--- start PROVIDED ENTRIES ---

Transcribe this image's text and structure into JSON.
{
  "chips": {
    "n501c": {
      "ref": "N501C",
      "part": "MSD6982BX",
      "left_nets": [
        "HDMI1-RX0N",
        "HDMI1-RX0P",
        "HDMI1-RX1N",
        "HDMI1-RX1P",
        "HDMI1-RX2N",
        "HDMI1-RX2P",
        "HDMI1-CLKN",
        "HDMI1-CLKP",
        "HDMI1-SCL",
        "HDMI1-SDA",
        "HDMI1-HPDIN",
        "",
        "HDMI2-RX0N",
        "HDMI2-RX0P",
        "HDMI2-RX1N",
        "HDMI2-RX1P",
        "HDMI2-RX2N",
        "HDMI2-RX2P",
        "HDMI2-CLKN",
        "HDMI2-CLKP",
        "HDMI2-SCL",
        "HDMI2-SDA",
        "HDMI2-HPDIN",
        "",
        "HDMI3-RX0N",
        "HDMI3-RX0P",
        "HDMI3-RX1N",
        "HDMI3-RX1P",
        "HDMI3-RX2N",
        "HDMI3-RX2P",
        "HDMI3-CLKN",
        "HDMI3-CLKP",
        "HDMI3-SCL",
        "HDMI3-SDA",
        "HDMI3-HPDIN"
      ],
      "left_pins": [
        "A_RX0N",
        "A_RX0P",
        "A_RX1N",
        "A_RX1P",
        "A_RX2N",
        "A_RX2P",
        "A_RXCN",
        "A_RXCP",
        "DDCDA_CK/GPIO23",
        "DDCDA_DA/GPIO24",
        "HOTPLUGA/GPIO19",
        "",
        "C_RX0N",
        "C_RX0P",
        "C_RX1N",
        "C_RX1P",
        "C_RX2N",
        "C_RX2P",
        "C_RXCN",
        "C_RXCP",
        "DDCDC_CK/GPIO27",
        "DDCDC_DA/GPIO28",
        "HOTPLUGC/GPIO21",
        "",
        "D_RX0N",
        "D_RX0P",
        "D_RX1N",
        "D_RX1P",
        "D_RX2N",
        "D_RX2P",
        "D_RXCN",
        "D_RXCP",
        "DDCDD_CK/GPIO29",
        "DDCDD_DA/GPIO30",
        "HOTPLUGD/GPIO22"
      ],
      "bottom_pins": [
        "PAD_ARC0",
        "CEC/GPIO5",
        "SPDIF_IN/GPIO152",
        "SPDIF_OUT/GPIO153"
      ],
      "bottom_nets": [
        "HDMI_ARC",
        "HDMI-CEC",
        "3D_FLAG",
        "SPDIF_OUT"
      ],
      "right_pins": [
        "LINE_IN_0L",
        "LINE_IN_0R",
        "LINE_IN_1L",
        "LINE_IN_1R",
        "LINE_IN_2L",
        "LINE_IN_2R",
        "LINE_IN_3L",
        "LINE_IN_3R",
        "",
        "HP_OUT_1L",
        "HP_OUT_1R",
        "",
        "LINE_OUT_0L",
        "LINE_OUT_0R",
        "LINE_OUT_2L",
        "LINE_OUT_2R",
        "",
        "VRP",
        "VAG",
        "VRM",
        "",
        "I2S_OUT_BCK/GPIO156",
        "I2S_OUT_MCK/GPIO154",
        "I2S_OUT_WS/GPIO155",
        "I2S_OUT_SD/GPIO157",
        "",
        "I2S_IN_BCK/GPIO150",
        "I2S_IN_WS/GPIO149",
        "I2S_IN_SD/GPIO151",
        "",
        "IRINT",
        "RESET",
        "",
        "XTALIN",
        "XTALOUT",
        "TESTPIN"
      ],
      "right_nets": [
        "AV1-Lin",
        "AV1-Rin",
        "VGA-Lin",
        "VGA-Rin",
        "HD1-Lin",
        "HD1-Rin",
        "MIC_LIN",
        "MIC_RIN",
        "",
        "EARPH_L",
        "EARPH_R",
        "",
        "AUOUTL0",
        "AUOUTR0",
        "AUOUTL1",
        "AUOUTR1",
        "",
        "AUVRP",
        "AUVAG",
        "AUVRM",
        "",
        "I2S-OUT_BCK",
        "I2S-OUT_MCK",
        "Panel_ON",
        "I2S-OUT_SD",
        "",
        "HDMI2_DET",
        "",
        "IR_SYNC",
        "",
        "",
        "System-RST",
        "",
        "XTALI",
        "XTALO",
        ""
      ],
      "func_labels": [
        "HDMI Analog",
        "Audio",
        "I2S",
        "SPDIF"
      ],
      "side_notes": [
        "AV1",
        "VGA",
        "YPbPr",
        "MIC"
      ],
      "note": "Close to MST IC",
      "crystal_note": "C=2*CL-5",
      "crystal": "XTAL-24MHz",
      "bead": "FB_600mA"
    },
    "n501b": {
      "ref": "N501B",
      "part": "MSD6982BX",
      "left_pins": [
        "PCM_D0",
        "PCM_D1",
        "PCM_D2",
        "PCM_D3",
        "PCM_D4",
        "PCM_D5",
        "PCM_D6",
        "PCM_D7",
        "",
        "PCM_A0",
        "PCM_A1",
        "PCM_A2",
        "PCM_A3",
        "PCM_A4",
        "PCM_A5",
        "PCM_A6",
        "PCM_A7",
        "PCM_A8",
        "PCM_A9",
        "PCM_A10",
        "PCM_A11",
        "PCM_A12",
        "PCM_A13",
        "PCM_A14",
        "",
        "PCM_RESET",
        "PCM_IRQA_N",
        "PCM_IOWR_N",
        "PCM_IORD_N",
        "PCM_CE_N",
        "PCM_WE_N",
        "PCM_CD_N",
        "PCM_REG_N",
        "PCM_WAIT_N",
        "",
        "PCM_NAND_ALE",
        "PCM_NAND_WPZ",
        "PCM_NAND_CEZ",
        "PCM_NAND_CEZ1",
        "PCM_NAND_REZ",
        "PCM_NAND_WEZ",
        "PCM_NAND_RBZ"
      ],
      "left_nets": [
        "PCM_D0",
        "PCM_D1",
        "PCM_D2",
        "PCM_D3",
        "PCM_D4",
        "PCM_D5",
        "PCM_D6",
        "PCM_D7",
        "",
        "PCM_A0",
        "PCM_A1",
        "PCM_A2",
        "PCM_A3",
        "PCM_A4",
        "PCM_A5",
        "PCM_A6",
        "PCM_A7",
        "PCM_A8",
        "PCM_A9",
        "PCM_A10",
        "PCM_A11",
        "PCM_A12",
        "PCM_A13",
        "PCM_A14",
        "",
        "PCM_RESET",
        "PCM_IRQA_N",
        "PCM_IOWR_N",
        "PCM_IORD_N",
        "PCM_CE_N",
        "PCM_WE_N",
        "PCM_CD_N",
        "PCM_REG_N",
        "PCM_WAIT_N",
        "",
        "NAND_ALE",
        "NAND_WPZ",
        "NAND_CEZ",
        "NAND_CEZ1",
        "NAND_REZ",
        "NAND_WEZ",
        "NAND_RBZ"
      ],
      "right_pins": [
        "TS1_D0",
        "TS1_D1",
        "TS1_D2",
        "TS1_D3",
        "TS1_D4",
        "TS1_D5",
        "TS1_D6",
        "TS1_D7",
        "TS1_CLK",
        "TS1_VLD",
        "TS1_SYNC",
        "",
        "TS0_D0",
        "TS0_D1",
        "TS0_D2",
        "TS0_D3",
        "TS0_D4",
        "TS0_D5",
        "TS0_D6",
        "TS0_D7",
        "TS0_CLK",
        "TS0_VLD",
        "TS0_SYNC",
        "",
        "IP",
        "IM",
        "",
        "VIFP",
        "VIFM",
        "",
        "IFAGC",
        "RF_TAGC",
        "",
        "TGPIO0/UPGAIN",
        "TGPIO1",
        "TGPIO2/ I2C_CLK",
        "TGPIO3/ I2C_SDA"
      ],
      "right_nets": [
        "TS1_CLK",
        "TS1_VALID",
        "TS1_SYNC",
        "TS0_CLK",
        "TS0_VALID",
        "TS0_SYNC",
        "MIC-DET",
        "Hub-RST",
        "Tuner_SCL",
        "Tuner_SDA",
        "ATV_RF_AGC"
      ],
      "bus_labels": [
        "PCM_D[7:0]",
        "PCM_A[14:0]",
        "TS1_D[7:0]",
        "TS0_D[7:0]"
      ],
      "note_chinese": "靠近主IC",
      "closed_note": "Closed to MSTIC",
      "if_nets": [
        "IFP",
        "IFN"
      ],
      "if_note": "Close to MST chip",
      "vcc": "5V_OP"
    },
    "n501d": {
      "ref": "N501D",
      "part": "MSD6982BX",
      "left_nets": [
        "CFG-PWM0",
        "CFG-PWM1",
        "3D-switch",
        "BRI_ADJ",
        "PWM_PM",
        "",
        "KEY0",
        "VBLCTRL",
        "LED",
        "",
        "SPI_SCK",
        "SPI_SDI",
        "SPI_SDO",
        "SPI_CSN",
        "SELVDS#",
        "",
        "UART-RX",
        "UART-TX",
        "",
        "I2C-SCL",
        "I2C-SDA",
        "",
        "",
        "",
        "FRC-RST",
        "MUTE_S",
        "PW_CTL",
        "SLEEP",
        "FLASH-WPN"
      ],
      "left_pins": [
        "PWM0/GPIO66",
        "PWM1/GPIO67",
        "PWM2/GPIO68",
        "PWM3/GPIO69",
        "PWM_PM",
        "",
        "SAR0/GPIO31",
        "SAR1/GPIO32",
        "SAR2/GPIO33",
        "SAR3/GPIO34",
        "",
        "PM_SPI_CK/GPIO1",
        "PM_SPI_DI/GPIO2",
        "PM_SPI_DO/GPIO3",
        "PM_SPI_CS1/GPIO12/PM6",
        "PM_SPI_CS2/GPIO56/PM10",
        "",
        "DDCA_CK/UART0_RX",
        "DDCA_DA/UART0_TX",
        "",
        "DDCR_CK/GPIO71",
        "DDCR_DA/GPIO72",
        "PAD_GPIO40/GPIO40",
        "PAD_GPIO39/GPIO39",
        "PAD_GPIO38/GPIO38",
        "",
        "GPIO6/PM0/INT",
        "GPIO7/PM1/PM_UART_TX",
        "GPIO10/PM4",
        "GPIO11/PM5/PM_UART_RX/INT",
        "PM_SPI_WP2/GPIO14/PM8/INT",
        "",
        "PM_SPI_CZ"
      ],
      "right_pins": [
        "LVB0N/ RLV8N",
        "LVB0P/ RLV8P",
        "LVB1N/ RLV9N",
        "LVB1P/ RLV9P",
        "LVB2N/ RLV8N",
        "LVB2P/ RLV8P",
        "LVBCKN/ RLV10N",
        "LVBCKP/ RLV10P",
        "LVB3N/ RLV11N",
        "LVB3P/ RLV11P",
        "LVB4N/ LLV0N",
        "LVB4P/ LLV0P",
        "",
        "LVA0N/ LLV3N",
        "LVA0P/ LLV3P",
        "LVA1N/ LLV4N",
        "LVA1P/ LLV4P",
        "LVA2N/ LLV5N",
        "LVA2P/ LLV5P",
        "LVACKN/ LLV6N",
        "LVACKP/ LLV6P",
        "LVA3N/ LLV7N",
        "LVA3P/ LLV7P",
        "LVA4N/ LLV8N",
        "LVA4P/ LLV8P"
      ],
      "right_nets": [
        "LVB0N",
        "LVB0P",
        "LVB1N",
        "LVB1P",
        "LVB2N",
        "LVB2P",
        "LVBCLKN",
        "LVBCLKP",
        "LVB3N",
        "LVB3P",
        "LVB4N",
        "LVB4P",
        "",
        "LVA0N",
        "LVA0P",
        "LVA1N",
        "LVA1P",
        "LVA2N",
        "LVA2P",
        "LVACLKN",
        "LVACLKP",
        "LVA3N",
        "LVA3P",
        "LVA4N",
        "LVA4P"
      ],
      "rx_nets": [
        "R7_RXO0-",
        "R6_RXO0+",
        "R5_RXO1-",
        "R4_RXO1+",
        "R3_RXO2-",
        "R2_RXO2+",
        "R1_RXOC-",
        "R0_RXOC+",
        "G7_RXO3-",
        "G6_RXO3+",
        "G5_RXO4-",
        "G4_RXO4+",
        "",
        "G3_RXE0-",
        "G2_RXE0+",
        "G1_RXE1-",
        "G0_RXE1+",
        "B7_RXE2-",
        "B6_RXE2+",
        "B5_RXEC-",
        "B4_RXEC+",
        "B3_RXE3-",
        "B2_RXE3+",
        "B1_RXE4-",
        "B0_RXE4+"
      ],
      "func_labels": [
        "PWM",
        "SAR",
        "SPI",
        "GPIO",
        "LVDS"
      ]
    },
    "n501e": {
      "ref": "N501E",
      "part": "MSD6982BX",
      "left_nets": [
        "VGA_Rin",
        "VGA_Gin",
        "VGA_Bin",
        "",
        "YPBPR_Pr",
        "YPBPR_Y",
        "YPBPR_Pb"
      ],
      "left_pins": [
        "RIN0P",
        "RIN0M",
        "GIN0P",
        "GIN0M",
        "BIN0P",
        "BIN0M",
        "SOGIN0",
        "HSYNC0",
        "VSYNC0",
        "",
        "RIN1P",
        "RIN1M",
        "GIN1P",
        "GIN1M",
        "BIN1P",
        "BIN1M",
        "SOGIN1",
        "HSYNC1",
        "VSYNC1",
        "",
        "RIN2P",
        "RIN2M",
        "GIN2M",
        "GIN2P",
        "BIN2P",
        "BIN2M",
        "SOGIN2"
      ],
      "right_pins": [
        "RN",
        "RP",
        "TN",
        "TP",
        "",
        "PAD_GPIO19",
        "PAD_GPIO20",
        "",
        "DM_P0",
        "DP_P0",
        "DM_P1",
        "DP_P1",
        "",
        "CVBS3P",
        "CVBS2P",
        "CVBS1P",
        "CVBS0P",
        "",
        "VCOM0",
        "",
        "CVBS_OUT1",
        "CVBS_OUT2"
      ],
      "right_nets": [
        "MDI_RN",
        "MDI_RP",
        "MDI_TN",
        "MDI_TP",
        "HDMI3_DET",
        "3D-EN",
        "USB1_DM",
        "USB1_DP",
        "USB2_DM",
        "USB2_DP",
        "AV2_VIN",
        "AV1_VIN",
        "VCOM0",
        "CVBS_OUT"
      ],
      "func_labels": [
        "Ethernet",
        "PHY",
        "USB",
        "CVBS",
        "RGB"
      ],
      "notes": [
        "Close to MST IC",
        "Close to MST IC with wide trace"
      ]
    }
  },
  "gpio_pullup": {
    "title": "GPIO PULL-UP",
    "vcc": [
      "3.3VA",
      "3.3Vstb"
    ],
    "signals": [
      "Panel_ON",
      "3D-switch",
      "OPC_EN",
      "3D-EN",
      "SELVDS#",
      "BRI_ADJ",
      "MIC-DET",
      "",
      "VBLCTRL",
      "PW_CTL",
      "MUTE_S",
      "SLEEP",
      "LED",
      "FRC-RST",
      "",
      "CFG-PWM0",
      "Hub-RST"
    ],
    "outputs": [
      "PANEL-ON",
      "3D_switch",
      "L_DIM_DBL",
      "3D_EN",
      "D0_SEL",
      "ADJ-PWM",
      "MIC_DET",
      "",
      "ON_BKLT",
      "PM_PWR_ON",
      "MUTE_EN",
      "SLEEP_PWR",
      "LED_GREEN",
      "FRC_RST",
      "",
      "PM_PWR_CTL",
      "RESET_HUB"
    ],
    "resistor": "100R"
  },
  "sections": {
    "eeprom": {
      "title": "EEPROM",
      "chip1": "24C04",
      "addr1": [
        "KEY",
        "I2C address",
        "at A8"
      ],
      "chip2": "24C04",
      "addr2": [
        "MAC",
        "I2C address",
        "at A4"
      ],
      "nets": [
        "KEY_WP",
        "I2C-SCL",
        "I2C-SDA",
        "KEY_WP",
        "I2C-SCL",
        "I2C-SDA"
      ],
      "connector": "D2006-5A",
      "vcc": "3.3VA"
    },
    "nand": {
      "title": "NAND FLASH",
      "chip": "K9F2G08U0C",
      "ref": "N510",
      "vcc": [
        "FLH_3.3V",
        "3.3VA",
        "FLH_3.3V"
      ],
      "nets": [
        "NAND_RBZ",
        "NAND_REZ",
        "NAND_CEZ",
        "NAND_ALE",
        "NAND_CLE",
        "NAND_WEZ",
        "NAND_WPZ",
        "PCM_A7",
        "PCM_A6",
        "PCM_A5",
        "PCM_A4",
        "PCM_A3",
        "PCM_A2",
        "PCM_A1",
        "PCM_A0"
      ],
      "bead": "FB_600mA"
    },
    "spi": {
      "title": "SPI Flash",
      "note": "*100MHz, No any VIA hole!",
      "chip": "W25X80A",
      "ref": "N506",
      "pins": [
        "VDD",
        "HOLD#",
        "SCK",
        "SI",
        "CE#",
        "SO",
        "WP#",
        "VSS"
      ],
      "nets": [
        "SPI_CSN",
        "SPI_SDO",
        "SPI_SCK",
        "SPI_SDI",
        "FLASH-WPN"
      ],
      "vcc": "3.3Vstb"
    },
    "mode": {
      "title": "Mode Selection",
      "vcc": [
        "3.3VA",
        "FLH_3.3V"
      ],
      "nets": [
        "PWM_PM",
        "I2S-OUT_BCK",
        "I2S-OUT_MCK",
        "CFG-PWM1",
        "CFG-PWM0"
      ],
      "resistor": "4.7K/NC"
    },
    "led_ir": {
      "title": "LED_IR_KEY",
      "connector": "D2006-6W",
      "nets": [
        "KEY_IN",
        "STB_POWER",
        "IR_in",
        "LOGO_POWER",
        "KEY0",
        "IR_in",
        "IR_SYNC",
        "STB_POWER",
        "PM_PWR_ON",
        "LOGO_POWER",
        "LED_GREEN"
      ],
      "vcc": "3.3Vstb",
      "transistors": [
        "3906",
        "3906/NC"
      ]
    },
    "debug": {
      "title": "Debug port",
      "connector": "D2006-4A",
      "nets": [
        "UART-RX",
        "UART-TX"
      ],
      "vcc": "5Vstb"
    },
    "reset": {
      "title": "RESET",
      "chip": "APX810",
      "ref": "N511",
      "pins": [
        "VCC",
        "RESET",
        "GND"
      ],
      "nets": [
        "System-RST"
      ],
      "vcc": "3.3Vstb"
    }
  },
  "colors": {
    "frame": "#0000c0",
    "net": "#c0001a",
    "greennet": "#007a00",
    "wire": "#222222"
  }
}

--- end PROVIDED ENTRIES ---

** EXERCISE AIM **
Of all the lines in the listing above, how many include "HPDIN"? Write only the number.

** RESPONSE TO THE TASK **
3